• **PROBLEM REQUIREMENTS**
From the first line to the last, reproduce the data exactly.

[[ RECORDS TO USE open ]]

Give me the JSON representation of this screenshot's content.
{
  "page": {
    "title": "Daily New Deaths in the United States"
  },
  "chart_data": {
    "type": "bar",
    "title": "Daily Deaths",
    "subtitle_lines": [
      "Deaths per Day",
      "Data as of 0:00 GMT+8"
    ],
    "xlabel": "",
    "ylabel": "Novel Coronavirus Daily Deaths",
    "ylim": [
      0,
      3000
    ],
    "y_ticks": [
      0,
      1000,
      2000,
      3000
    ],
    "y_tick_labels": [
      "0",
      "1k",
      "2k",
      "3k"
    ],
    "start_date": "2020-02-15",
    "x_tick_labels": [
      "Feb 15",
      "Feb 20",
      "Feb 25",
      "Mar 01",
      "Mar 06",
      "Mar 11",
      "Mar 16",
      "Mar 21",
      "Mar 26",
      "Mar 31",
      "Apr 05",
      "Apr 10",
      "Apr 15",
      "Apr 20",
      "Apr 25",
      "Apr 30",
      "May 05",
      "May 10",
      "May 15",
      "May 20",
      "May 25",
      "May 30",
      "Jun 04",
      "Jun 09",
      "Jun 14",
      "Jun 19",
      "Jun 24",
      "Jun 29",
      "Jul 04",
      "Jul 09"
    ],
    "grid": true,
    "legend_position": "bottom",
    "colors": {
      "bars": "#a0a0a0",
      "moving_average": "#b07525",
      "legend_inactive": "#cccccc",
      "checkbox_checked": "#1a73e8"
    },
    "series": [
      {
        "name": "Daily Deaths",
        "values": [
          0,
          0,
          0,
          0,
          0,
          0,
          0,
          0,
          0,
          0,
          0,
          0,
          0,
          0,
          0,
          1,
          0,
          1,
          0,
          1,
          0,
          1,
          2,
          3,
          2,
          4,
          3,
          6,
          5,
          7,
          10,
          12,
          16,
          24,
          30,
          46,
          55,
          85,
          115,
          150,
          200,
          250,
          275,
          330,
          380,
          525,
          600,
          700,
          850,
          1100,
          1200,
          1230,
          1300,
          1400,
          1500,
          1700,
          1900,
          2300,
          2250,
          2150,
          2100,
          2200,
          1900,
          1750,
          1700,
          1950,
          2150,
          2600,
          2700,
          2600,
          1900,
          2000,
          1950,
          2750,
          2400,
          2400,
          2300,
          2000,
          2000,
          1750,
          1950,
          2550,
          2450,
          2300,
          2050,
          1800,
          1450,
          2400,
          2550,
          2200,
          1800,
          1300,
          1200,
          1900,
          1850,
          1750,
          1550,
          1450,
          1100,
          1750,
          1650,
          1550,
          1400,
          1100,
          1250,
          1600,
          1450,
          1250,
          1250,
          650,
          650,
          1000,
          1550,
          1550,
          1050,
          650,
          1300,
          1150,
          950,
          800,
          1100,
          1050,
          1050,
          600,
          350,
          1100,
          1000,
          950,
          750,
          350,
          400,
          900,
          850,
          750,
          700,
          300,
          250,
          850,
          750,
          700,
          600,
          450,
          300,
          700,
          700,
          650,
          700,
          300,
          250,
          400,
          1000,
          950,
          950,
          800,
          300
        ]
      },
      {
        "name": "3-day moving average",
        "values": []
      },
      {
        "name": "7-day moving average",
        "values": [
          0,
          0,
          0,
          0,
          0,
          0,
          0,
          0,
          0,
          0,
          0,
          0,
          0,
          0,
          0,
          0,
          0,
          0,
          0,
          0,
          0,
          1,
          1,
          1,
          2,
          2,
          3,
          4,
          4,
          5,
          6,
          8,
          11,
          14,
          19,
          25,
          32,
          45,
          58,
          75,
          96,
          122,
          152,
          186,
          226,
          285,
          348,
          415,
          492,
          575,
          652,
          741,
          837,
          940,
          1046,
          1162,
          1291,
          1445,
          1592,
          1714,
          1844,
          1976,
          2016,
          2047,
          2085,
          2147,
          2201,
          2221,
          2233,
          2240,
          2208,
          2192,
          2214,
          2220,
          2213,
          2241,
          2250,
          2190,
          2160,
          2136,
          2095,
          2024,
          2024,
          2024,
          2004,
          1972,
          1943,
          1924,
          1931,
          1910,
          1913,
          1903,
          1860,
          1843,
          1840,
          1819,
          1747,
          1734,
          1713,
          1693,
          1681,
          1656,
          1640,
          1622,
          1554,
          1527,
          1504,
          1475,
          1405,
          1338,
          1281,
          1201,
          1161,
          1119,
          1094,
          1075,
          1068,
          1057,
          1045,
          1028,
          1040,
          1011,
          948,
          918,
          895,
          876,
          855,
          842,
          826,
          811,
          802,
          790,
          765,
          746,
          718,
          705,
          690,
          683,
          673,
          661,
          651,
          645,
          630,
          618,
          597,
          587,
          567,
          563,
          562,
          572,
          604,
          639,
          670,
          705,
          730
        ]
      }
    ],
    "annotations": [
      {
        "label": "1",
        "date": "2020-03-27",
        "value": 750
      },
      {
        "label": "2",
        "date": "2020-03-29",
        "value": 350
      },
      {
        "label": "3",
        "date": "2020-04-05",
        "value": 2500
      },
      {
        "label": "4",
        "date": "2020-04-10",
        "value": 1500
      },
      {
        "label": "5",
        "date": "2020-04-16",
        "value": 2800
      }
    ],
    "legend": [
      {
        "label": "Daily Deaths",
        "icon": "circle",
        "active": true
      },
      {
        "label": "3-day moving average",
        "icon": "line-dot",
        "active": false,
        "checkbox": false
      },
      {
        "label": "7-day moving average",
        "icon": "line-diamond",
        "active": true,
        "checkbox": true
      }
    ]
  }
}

[[ RECORDS TO USE closed ]]

• **ANSWER TO THIS EXERCISE**
Give me the JSON representation of this screenshot's content.
{
  "page": {
    "title": "Daily New Deaths in the United States"
  },
  "chart_data": {
    "type": "bar",
    "title": "Daily Deaths",
    "subtitle_lines": [
      "Deaths per Day",
      "Data as of 0:00 GMT+8"
    ],
    "xlabel": "",
    "ylabel": "Novel Coronavirus Daily Deaths",
    "ylim": [
      0,
      3000
    ],
    "y_ticks": [
      0,
      1000,
      2000,
      3000
    ],
    "y_tick_labels": [
      "0",
      "1k",
      "2k",
      "3k"
    ],
    "start_date": "2020-02-15",
    "x_tick_labels": [
      "Feb 15",
      "Feb 20",
      "Feb 25",
      "Mar 01",
      "Mar 06",
      "Mar 11",
      "Mar 16",
      "Mar 21",
      "Mar 26",
      "Mar 31",
      "Apr 05",
      "Apr 10",
      "Apr 15",
      "Apr 20",
      "Apr 25",
      "Apr 30",
      "May 05",
      "May 10",
      "May 15",
      "May 20",
      "May 25",
      "May 30",
      "Jun 04",
      "Jun 09",
      "Jun 14",
      "Jun 19",
      "Jun 24",
      "Jun 29",
      "Jul 04",
      "Jul 09"
    ],
    "grid": true,
    "legend_position": "bottom",
    "colors": {
      "bars": "#a0a0a0",
      "moving_average": "#b07525",
      "legend_inactive": "#cccccc",
      "checkbox_checked": "#1a73e8"
    },
    "series": [
      {
        "name": "Daily Deaths",
        "values": [
          0,
          0,
          0,
          0,
          0,
          0,
          0,
          0,
          0,
          0,
          0,
          0,
          0,
          0,
          0,
          1,
          0,
          1,
          0,
          1,
          0,
          1,
          2,
          3,
          2,
          4,
          3,
          6,
          5,
          7,
          10,
          12,
          16,
          24,
          30,
          46,
          55,
          85,
          115,
          150,
          200,
          250,
          275,
          330,
          380,
          525,
          600,
          700,
          850,
          1100,
          1200,
          1230,
          1300,
          1400,
          1500,
          1700,
          1900,
          2300,
          2250,
          2150,
          2100,
          2200,
          1900,
          1750,
          1700,
          1950,
          2150,
          2600,
          2700,
          2600,
          1900,
          2000,
          1950,
          2750,
          2400,
          2400,
          2300,
          2000,
          2000,
          1750,
          1950,
          2550,
          2450,
          2300,
          2050,
          1800,
          1450,
          2400,
          2550,
          2200,
          1800,
          1300,
          1200,
          1900,
          1850,
          1750,
          1550,
          1450,
          1100,
          1750,
          1650,
          1550,
          1400,
          1100,
          1250,
          1600,
          1450,
          1250,
          1250,
          650,
          650,
          1000,
          1550,
          1550,
          1050,
          650,
          1300,
          1150,
          950,
          800,
          1100,
          1050,
          1050,
          600,
          350,
          1100,
          1000,
          950,
          750,
          350,
          400,
          900,
          850,
          750,
          700,
          300,
          250,
          850,
          750,
          700,
          600,
          450,
          300,
          700,
          700,
          650,
          700,
          300,
          250,
          400,
          1000,
          950,
          950,
          800,
          300
        ]
      },
      {
        "name": "3-day moving average",
        "values": []
      },
      {
        "name": "7-day moving average",
        "values": [
          0,
          0,
          0,
          0,
          0,
          0,
          0,
          0,
          0,
          0,
          0,
          0,
          0,
          0,
          0,
          0,
          0,
          0,
          0,
          0,
          0,
          1,
          1,
          1,
          2,
          2,
          3,
          4,
          4,
          5,
          6,
          8,
          11,
          14,
          19,
          25,
          32,
          45,
          58,
          75,
          96,
          122,
          152,
          186,
          226,
          285,
          348,
          415,
          492,
          575,
          652,
          741,
          837,
          940,
          1046,
          1162,
          1291,
          1445,
          1592,
          1714,
          1844,
          1976,
          2016,
          2047,
          2085,
          2147,
          2201,
          2221,
          2233,
          2240,
          2208,
          2192,
          2214,
          2220,
          2213,
          2241,
          2250,
          2190,
          2160,
          2136,
          2095,
          2024,
          2024,
          2024,
          2004,
          1972,
          1943,
          1924,
          1931,
          1910,
          1913,
          1903,
          1860,
          1843,
          1840,
          1819,
          1747,
          1734,
          1713,
          1693,
          1681,
          1656,
          1640,
          1622,
          1554,
          1527,
          1504,
          1475,
          1405,
          1338,
          1281,
          1201,
          1161,
          1119,
          1094,
          1075,
          1068,
          1057,
          1045,
          1028,
          1040,
          1011,
          948,
          918,
          895,
          876,
          855,
          842,
          826,
          811,
          802,
          790,
          765,
          746,
          718,
          705,
          690,
          683,
          673,
          661,
          651,
          645,
          630,
          618,
          597,
          587,
          567,
          563,
          562,
          572,
          604,
          639,
          670,
          705,
          730
        ]
      }
    ],
    "annotations": [
      {
        "label": "1",
        "date": "2020-03-27",
        "value": 750
      },
      {
        "label": "2",
        "date": "2020-03-29",
        "value": 350
      },
      {
        "label": "3",
        "date": "2020-04-05",
        "value": 2500
      },
      {
        "label": "4",
        "date": "2020-04-10",
        "value": 1500
      },
      {
        "label": "5",
        "date": "2020-04-16",
        "value": 2800
      }
    ],
    "legend": [
      {
        "label": "Daily Deaths",
        "icon": "circle",
        "active": true
      },
      {
        "label": "3-day moving average",
        "icon": "line-dot",
        "active": false,
        "checkbox": false
      },
      {
        "label": "7-day moving average",
        "icon": "line-diamond",
        "active": true,
        "checkbox": true
      }
    ]
  }
}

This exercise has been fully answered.